Provided data:
══════════

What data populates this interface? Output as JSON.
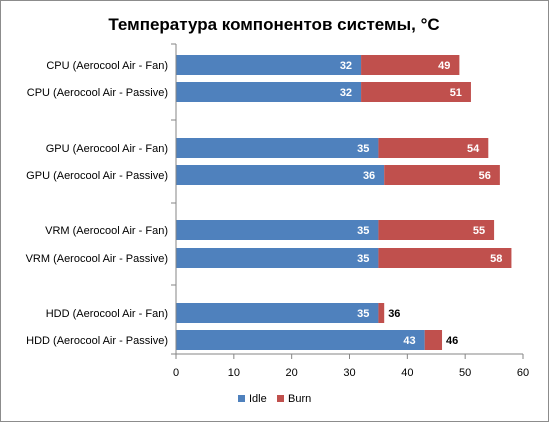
{
  "colors": {
    "idle": "#4f81bd",
    "burn": "#c0504d"
  },
  "chart_data": {
    "type": "bar",
    "orientation": "horizontal",
    "stacked": true,
    "title": "Температура компонентов системы, °C",
    "categories": [
      "CPU (Aerocool Air - Fan)",
      "CPU (Aerocool Air - Passive)",
      "GPU  (Aerocool Air - Fan)",
      "GPU  (Aerocool Air - Passive)",
      "VRM (Aerocool Air - Fan)",
      "VRM (Aerocool Air - Passive)",
      "HDD (Aerocool Air - Fan)",
      "HDD (Aerocool Air - Passive)"
    ],
    "groups": [
      [
        0,
        1
      ],
      [
        2,
        3
      ],
      [
        4,
        5
      ],
      [
        6,
        7
      ]
    ],
    "series": [
      {
        "name": "Idle",
        "values": [
          32,
          32,
          35,
          36,
          35,
          35,
          35,
          43
        ]
      },
      {
        "name": "Burn",
        "totals": [
          49,
          51,
          54,
          56,
          55,
          58,
          36,
          46
        ]
      }
    ],
    "xlim": [
      0,
      60
    ],
    "xticks": [
      "0",
      "10",
      "20",
      "30",
      "40",
      "50",
      "60"
    ],
    "grid": false,
    "legend": "bottom"
  }
}
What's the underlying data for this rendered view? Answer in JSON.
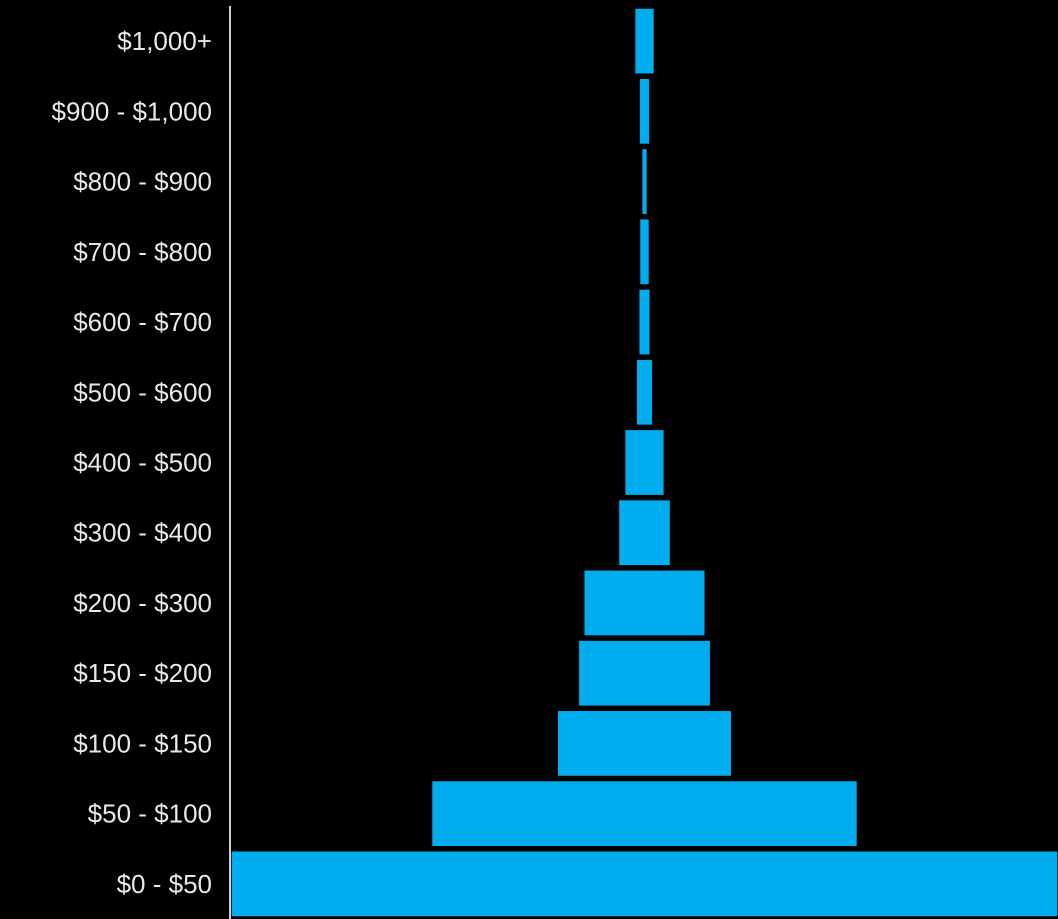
{
  "colors": {
    "background": "#000000",
    "bar": "#00aeef",
    "bar_edge": "#000000",
    "axis": "#cfcfcf",
    "label": "#e8e8e8"
  },
  "chart_data": {
    "type": "bar",
    "orientation": "horizontal",
    "layout": "centered-funnel",
    "categories": [
      "$1,000+",
      "$900 - $1,000",
      "$800 - $900",
      "$700 - $800",
      "$600 - $700",
      "$500 - $600",
      "$400 - $500",
      "$300 - $400",
      "$200 - $300",
      "$150 - $200",
      "$100 - $150",
      "$50 - $100",
      "$0 - $50"
    ],
    "values": [
      2.4,
      1.3,
      0.7,
      1.2,
      1.4,
      2.0,
      4.8,
      6.3,
      14.7,
      16.0,
      21.1,
      51.5,
      100
    ],
    "title": "",
    "xlabel": "",
    "ylabel": "",
    "xlim": [
      0,
      100
    ],
    "grid": false,
    "legend": "none"
  }
}
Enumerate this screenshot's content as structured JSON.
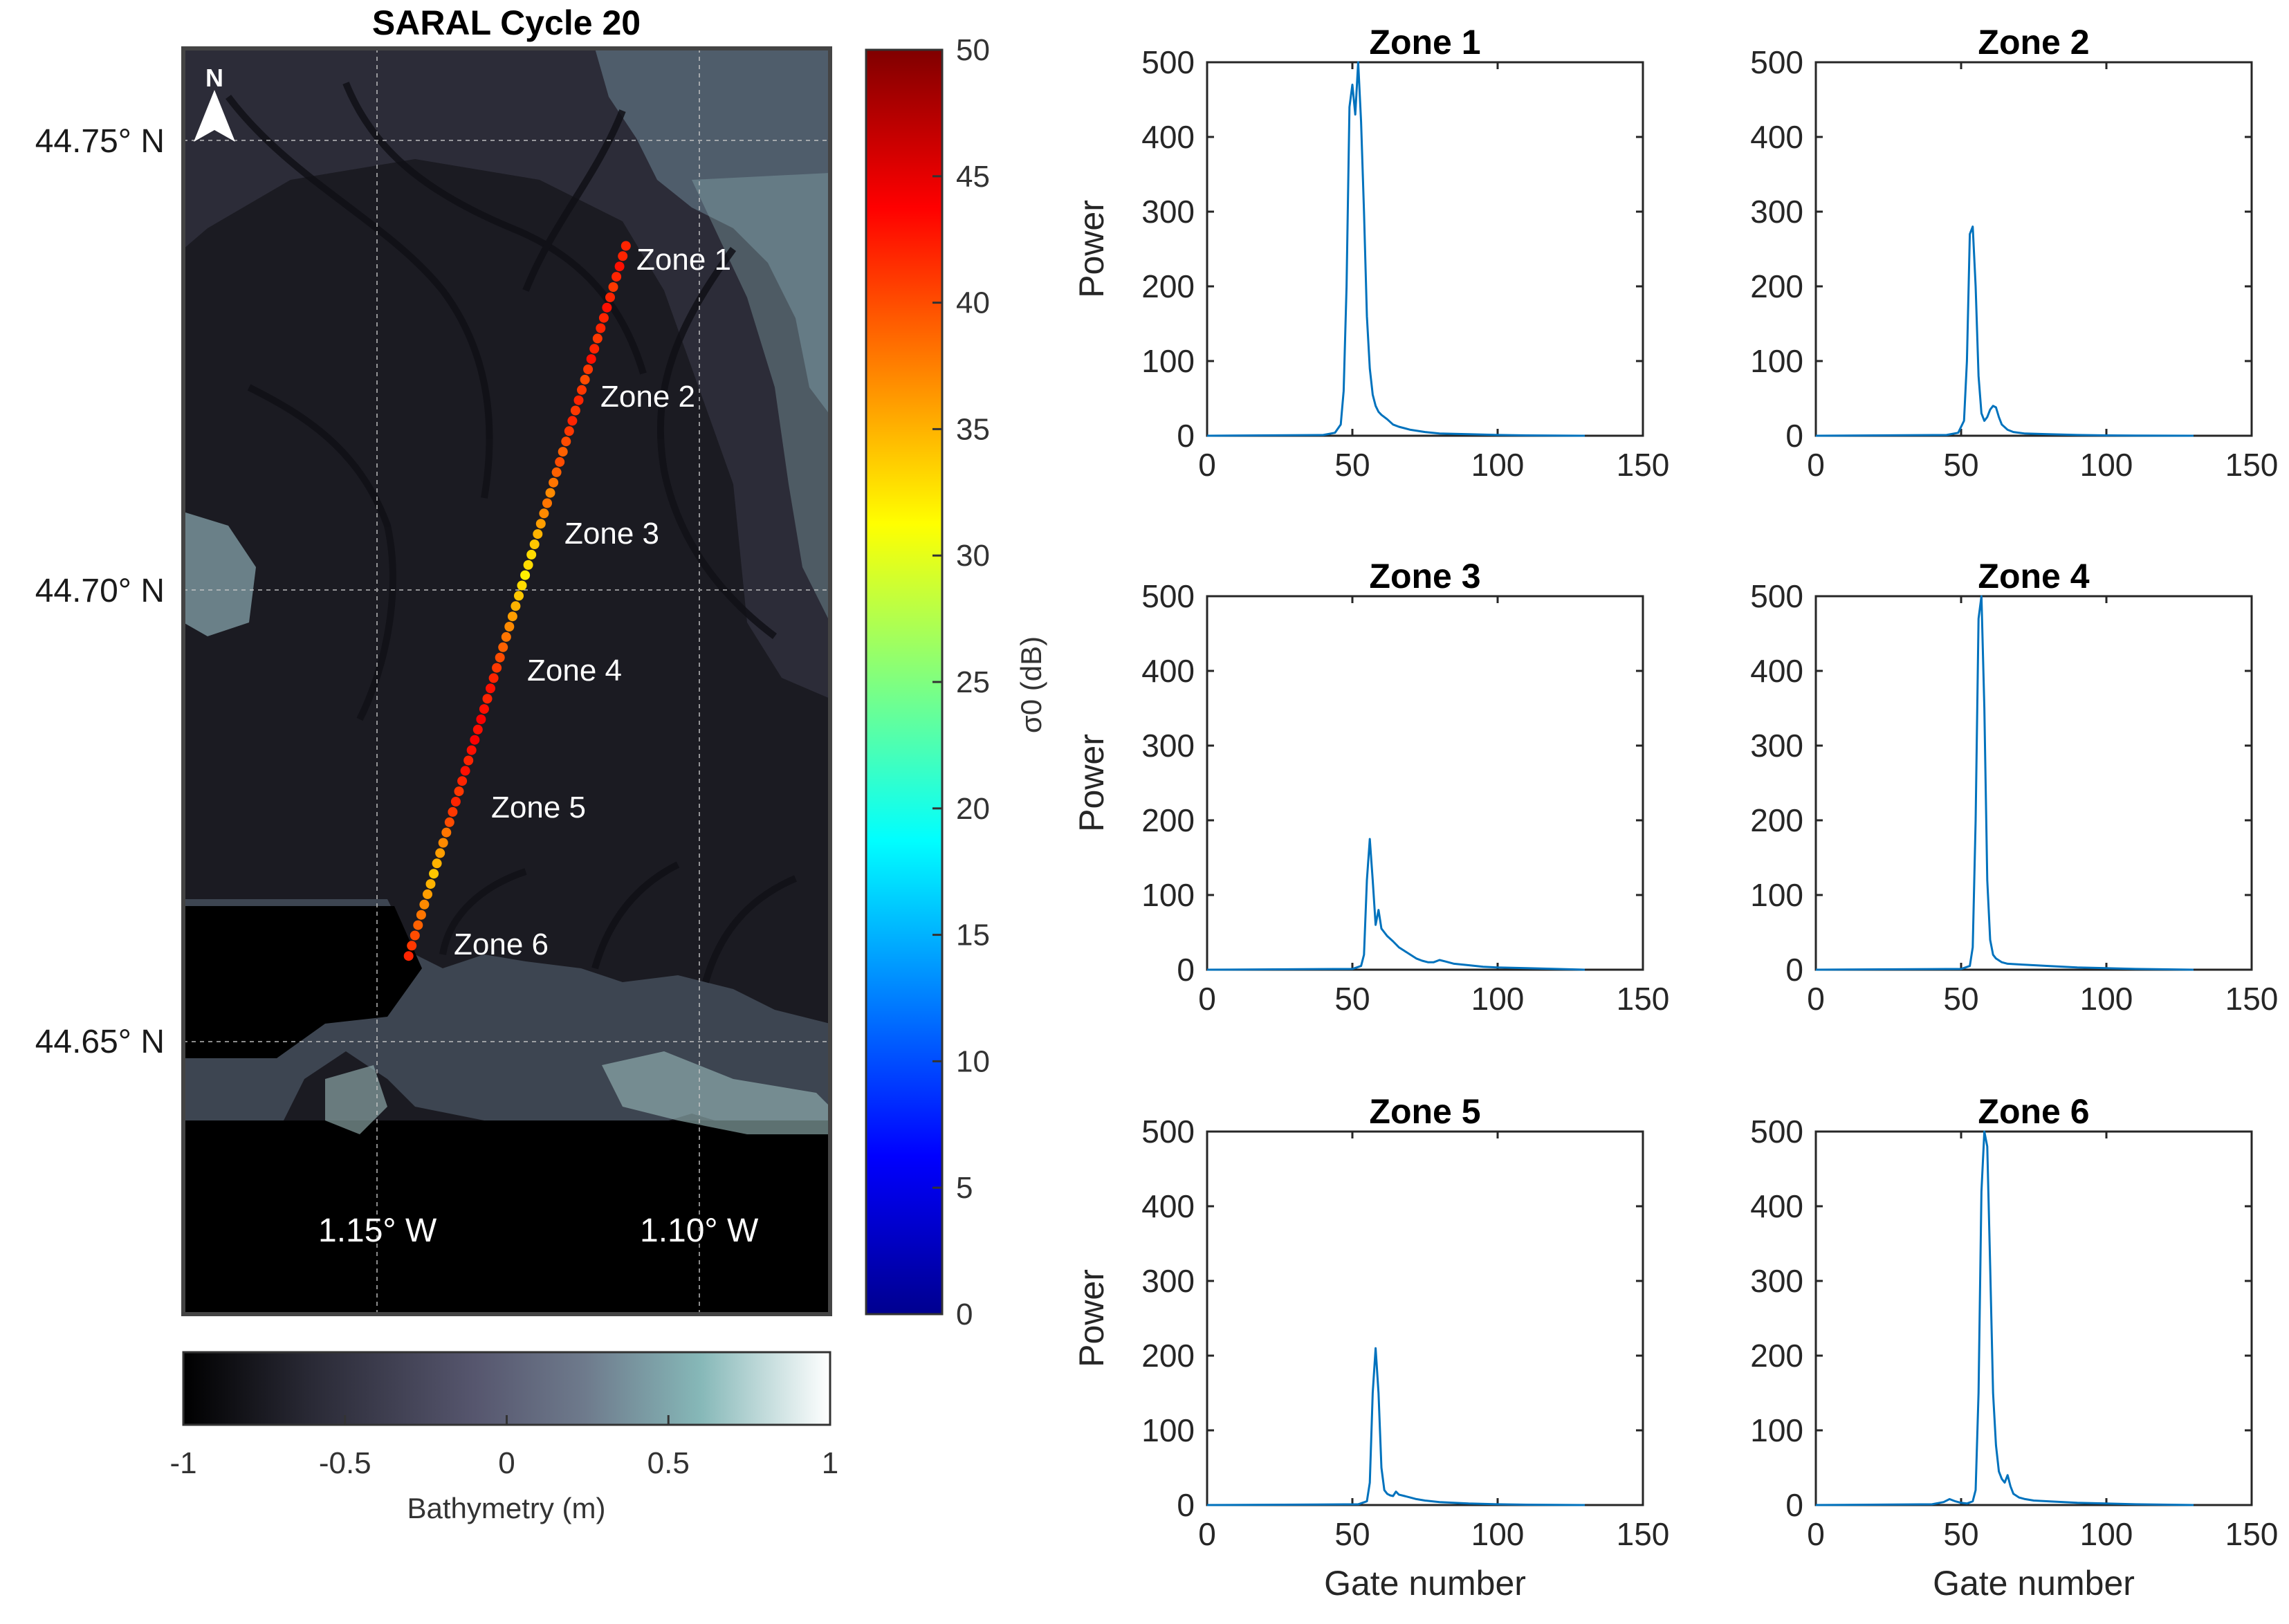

══════════

What is being asked: Repeat the records word for word. Any picture in them should be left out.

Answer to this exercise:
What data populates this interface? Output as JSON.
{
  "colors": {
    "idle": "#4f81bd",
    "burn": "#c0504d"
  },
  "chart_data": {
    "type": "bar",
    "orientation": "horizontal",
    "stacked": true,
    "title": "Температура компонентов системы, °C",
    "categories": [
      "CPU (Aerocool Air - Fan)",
      "CPU (Aerocool Air - Passive)",
      "GPU  (Aerocool Air - Fan)",
      "GPU  (Aerocool Air - Passive)",
      "VRM (Aerocool Air - Fan)",
      "VRM (Aerocool Air - Passive)",
      "HDD (Aerocool Air - Fan)",
      "HDD (Aerocool Air - Passive)"
    ],
    "groups": [
      [
        0,
        1
      ],
      [
        2,
        3
      ],
      [
        4,
        5
      ],
      [
        6,
        7
      ]
    ],
    "series": [
      {
        "name": "Idle",
        "values": [
          32,
          32,
          35,
          36,
          35,
          35,
          35,
          43
        ]
      },
      {
        "name": "Burn",
        "totals": [
          49,
          51,
          54,
          56,
          55,
          58,
          36,
          46
        ]
      }
    ],
    "xlim": [
      0,
      60
    ],
    "xticks": [
      "0",
      "10",
      "20",
      "30",
      "40",
      "50",
      "60"
    ],
    "grid": false,
    "legend": "bottom"
  }
}
What's the underlying data for this rendered view? Answer in JSON.
{
  "colors": {
    "background": "#000000",
    "bar": "#00aeef",
    "bar_edge": "#000000",
    "axis": "#cfcfcf",
    "label": "#e8e8e8"
  },
  "chart_data": {
    "type": "bar",
    "orientation": "horizontal",
    "layout": "centered-funnel",
    "categories": [
      "$1,000+",
      "$900 - $1,000",
      "$800 - $900",
      "$700 - $800",
      "$600 - $700",
      "$500 - $600",
      "$400 - $500",
      "$300 - $400",
      "$200 - $300",
      "$150 - $200",
      "$100 - $150",
      "$50 - $100",
      "$0 - $50"
    ],
    "values": [
      2.4,
      1.3,
      0.7,
      1.2,
      1.4,
      2.0,
      4.8,
      6.3,
      14.7,
      16.0,
      21.1,
      51.5,
      100
    ],
    "title": "",
    "xlabel": "",
    "ylabel": "",
    "xlim": [
      0,
      100
    ],
    "grid": false,
    "legend": "none"
  }
}
Enumerate this screenshot's content as structured JSON.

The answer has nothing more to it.